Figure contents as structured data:
════════

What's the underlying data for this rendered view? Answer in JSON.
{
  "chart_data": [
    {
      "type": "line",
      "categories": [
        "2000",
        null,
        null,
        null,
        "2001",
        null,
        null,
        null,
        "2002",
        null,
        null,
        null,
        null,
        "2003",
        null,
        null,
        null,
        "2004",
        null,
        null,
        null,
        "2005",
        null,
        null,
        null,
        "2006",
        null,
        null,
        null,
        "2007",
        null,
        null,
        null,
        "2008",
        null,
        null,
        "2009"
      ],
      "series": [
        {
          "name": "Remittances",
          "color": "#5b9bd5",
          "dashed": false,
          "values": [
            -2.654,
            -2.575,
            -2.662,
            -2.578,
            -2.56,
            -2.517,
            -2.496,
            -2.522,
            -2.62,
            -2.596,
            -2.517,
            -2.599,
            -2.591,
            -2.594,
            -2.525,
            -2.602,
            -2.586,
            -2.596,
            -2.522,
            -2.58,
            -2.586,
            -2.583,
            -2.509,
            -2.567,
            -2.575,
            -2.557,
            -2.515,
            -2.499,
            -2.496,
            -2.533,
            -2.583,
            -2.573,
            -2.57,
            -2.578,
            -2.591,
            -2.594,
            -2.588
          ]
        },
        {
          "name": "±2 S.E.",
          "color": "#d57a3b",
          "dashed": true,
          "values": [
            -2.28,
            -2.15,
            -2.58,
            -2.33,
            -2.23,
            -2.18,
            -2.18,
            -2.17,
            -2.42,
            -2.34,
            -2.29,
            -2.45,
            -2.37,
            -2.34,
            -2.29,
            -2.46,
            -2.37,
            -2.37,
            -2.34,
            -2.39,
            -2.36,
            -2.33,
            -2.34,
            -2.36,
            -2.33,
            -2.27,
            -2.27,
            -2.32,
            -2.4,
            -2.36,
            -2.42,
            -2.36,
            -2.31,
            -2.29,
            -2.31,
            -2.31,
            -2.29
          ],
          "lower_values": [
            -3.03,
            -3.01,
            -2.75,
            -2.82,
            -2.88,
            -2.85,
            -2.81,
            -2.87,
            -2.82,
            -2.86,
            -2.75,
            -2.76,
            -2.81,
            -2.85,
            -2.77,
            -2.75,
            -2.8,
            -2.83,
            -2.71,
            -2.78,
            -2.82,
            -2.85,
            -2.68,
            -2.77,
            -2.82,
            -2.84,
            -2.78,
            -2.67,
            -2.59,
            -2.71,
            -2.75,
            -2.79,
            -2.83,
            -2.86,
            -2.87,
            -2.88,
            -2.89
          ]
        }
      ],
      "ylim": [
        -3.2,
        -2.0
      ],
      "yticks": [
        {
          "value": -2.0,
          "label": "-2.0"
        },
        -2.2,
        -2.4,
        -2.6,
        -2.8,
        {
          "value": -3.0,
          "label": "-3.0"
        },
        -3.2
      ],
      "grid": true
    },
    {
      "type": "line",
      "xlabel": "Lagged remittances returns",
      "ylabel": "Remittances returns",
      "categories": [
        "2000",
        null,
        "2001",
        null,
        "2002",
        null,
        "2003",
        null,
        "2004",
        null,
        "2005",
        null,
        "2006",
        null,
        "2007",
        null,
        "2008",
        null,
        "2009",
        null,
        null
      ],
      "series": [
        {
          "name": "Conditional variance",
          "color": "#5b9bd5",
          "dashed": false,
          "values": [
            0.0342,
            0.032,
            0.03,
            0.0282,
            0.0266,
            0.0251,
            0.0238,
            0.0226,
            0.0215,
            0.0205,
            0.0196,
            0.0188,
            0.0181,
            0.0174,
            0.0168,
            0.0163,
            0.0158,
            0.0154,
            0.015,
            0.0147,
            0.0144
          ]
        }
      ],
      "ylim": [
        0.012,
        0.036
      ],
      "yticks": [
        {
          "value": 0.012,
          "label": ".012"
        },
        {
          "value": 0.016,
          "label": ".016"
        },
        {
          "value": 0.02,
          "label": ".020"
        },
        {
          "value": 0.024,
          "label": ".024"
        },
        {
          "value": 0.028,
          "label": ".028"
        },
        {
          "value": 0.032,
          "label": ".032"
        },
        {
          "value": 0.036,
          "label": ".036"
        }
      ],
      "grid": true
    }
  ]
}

════════

BRIEF:
Give back all the records exactly as they stand.

THE SOLUTION:
What's the underlying data for this rendered view? Answer in JSON.
{
  "chart_data": [
    {
      "type": "line",
      "categories": [
        "2000",
        null,
        null,
        null,
        "2001",
        null,
        null,
        null,
        "2002",
        null,
        null,
        null,
        null,
        "2003",
        null,
        null,
        null,
        "2004",
        null,
        null,
        null,
        "2005",
        null,
        null,
        null,
        "2006",
        null,
        null,
        null,
        "2007",
        null,
        null,
        null,
        "2008",
        null,
        null,
        "2009"
      ],
      "series": [
        {
          "name": "Remittances",
          "color": "#5b9bd5",
          "dashed": false,
          "values": [
            -2.654,
            -2.575,
            -2.662,
            -2.578,
            -2.56,
            -2.517,
            -2.496,
            -2.522,
            -2.62,
            -2.596,
            -2.517,
            -2.599,
            -2.591,
            -2.594,
            -2.525,
            -2.602,
            -2.586,
            -2.596,
            -2.522,
            -2.58,
            -2.586,
            -2.583,
            -2.509,
            -2.567,
            -2.575,
            -2.557,
            -2.515,
            -2.499,
            -2.496,
            -2.533,
            -2.583,
            -2.573,
            -2.57,
            -2.578,
            -2.591,
            -2.594,
            -2.588
          ]
        },
        {
          "name": "±2 S.E.",
          "color": "#d57a3b",
          "dashed": true,
          "values": [
            -2.28,
            -2.15,
            -2.58,
            -2.33,
            -2.23,
            -2.18,
            -2.18,
            -2.17,
            -2.42,
            -2.34,
            -2.29,
            -2.45,
            -2.37,
            -2.34,
            -2.29,
            -2.46,
            -2.37,
            -2.37,
            -2.34,
            -2.39,
            -2.36,
            -2.33,
            -2.34,
            -2.36,
            -2.33,
            -2.27,
            -2.27,
            -2.32,
            -2.4,
            -2.36,
            -2.42,
            -2.36,
            -2.31,
            -2.29,
            -2.31,
            -2.31,
            -2.29
          ],
          "lower_values": [
            -3.03,
            -3.01,
            -2.75,
            -2.82,
            -2.88,
            -2.85,
            -2.81,
            -2.87,
            -2.82,
            -2.86,
            -2.75,
            -2.76,
            -2.81,
            -2.85,
            -2.77,
            -2.75,
            -2.8,
            -2.83,
            -2.71,
            -2.78,
            -2.82,
            -2.85,
            -2.68,
            -2.77,
            -2.82,
            -2.84,
            -2.78,
            -2.67,
            -2.59,
            -2.71,
            -2.75,
            -2.79,
            -2.83,
            -2.86,
            -2.87,
            -2.88,
            -2.89
          ]
        }
      ],
      "ylim": [
        -3.2,
        -2.0
      ],
      "yticks": [
        {
          "value": -2.0,
          "label": "-2.0"
        },
        -2.2,
        -2.4,
        -2.6,
        -2.8,
        {
          "value": -3.0,
          "label": "-3.0"
        },
        -3.2
      ],
      "grid": true
    },
    {
      "type": "line",
      "xlabel": "Lagged remittances returns",
      "ylabel": "Remittances returns",
      "categories": [
        "2000",
        null,
        "2001",
        null,
        "2002",
        null,
        "2003",
        null,
        "2004",
        null,
        "2005",
        null,
        "2006",
        null,
        "2007",
        null,
        "2008",
        null,
        "2009",
        null,
        null
      ],
      "series": [
        {
          "name": "Conditional variance",
          "color": "#5b9bd5",
          "dashed": false,
          "values": [
            0.0342,
            0.032,
            0.03,
            0.0282,
            0.0266,
            0.0251,
            0.0238,
            0.0226,
            0.0215,
            0.0205,
            0.0196,
            0.0188,
            0.0181,
            0.0174,
            0.0168,
            0.0163,
            0.0158,
            0.0154,
            0.015,
            0.0147,
            0.0144
          ]
        }
      ],
      "ylim": [
        0.012,
        0.036
      ],
      "yticks": [
        {
          "value": 0.012,
          "label": ".012"
        },
        {
          "value": 0.016,
          "label": ".016"
        },
        {
          "value": 0.02,
          "label": ".020"
        },
        {
          "value": 0.024,
          "label": ".024"
        },
        {
          "value": 0.028,
          "label": ".028"
        },
        {
          "value": 0.032,
          "label": ".032"
        },
        {
          "value": 0.036,
          "label": ".036"
        }
      ],
      "grid": true
    }
  ]
}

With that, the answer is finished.